What you should do
Only the number is wanted: count the lines in the data with "Küttigen" in them.

---------- Material supplied

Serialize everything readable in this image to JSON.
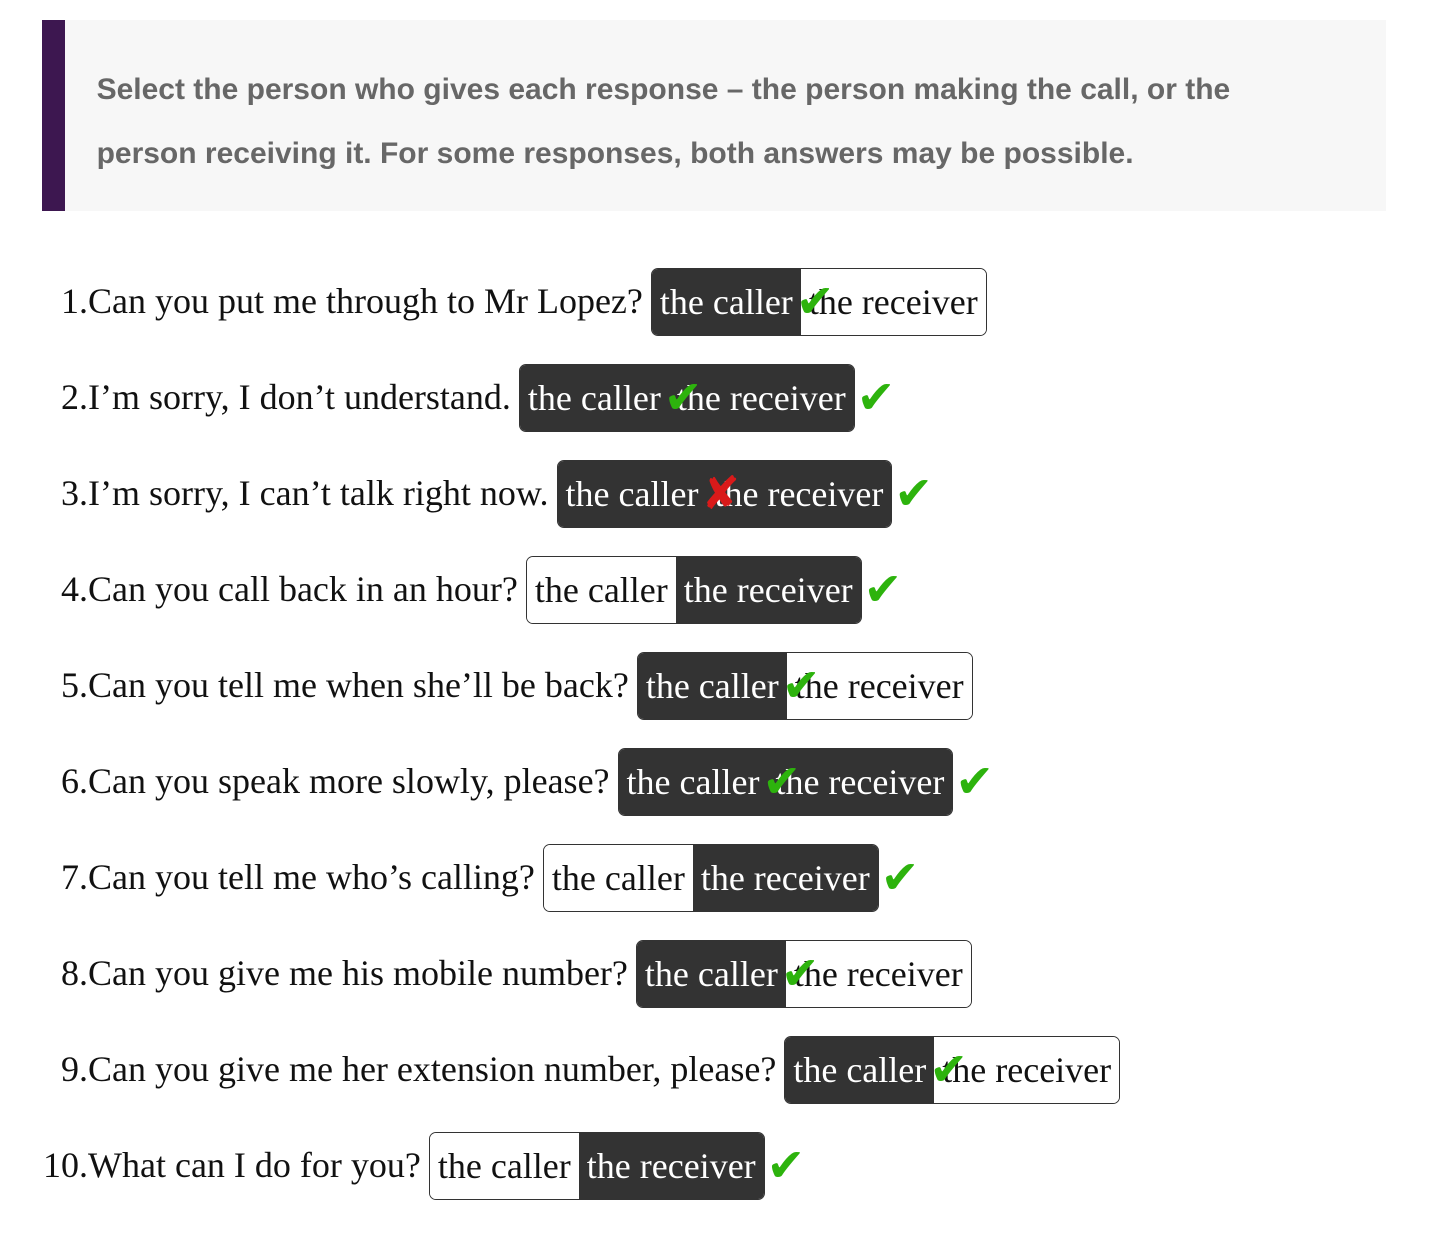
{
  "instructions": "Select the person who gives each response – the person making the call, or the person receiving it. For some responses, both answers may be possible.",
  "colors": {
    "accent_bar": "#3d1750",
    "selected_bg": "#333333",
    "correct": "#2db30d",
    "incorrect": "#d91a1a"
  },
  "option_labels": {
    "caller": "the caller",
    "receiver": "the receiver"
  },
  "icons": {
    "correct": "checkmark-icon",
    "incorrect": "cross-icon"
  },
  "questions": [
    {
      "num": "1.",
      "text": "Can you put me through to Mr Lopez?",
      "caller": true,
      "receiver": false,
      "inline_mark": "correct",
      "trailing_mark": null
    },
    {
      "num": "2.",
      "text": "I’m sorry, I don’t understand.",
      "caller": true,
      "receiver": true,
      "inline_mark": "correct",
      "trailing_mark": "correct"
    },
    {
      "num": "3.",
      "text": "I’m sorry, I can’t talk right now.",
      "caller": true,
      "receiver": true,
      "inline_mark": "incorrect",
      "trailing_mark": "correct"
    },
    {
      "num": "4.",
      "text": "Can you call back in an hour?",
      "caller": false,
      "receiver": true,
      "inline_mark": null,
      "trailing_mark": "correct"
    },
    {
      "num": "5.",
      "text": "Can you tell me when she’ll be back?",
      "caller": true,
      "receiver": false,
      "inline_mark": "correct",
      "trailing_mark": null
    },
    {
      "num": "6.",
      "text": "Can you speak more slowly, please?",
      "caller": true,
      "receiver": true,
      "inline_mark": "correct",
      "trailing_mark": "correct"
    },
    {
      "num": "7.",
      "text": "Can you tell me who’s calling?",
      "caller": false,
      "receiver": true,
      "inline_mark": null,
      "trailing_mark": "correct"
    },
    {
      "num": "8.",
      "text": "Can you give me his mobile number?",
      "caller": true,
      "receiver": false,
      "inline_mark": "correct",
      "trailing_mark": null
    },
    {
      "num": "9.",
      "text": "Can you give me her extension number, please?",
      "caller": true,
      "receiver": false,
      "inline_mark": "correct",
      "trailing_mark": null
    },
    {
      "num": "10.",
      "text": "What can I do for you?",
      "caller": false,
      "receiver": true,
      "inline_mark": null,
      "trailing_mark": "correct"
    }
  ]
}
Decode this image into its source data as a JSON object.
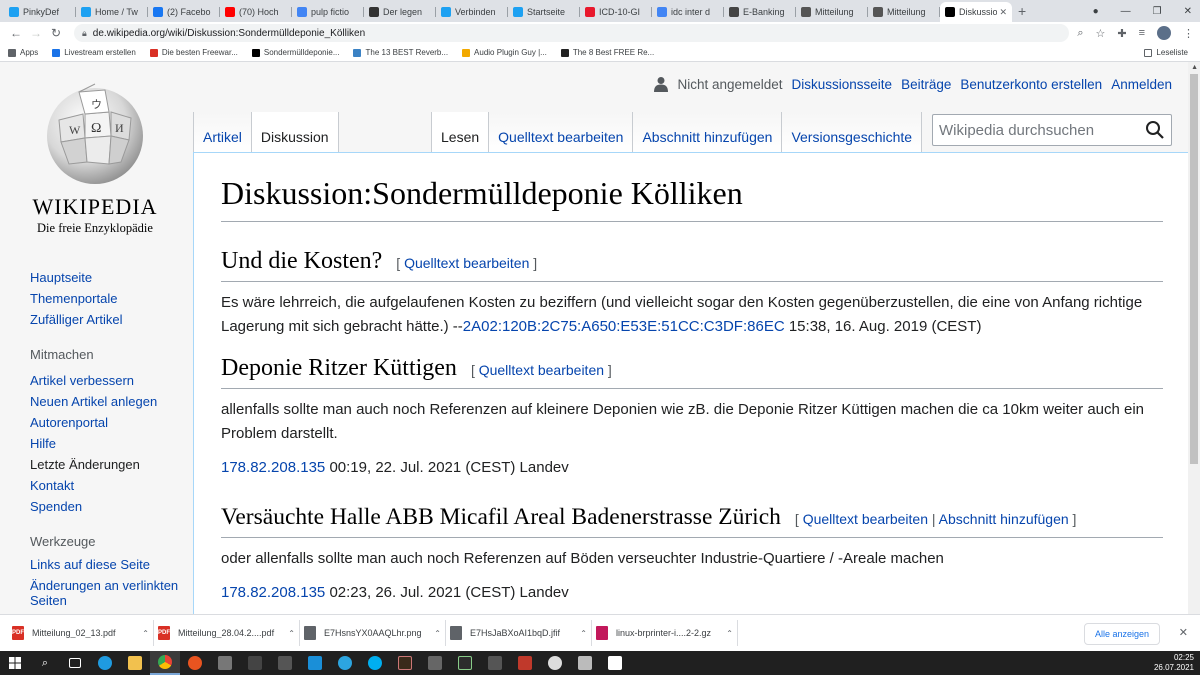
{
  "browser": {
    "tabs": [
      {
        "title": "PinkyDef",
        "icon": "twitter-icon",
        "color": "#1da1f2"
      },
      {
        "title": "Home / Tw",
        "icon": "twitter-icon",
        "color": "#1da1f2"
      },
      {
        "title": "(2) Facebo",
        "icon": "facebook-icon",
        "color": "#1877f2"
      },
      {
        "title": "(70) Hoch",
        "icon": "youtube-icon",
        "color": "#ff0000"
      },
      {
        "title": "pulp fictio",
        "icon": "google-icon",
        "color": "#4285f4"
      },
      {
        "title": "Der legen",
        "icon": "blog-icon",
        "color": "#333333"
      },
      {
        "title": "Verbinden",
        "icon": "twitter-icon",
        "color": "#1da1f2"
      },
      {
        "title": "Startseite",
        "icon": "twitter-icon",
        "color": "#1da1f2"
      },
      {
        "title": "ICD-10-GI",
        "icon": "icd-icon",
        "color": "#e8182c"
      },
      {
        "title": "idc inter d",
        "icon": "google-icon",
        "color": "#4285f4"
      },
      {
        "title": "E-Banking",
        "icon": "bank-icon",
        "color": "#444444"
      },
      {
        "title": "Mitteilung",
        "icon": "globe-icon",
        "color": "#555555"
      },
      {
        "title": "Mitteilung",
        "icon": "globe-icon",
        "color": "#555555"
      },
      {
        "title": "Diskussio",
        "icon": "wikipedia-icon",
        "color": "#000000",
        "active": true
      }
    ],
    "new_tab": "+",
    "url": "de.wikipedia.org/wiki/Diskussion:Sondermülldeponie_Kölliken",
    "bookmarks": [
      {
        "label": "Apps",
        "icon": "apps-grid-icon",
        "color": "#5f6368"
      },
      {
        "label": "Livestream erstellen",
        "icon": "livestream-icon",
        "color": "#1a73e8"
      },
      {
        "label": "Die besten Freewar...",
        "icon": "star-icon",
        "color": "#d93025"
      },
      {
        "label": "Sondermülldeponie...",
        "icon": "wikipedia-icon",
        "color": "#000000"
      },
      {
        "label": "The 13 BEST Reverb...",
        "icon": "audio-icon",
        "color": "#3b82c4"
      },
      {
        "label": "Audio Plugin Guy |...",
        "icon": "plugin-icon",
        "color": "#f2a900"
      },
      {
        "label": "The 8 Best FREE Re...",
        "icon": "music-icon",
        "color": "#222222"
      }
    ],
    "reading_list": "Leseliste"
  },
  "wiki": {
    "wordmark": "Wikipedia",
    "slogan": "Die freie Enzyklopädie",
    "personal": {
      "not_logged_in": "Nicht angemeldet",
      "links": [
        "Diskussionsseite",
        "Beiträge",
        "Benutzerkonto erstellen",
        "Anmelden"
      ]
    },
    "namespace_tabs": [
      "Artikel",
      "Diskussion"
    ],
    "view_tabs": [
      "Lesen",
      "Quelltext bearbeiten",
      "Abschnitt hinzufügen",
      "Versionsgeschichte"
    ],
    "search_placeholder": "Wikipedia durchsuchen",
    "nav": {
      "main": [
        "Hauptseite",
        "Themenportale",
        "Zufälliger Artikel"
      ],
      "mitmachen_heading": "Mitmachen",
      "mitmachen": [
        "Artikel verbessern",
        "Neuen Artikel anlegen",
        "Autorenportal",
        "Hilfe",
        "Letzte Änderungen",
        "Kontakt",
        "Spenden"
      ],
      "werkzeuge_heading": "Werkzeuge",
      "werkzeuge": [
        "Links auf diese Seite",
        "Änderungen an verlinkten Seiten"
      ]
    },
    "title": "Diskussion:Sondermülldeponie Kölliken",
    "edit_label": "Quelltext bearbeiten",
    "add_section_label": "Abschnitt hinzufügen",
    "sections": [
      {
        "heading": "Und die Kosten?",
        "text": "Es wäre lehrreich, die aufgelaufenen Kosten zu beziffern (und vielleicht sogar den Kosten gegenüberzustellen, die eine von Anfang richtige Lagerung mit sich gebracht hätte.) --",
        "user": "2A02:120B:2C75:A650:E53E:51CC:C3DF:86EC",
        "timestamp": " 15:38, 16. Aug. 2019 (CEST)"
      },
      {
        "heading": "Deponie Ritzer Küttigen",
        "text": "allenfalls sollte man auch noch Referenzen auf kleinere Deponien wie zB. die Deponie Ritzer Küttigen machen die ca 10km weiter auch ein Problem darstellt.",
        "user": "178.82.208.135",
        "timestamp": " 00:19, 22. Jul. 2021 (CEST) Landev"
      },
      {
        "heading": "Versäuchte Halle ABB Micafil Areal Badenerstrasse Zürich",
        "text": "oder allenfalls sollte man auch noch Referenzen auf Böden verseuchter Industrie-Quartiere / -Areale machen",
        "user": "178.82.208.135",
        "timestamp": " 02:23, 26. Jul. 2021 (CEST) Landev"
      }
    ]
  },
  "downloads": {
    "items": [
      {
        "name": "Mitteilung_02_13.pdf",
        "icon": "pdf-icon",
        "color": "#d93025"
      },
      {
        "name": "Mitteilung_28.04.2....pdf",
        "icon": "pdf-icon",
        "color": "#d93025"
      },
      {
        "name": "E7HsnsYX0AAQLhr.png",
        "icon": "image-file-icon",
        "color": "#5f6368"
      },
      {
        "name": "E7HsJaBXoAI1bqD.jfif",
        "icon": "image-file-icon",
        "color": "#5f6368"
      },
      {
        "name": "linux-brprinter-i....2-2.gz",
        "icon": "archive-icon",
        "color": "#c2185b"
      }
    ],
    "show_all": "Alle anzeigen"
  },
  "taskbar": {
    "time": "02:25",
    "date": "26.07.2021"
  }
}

--------------------

Task solution
2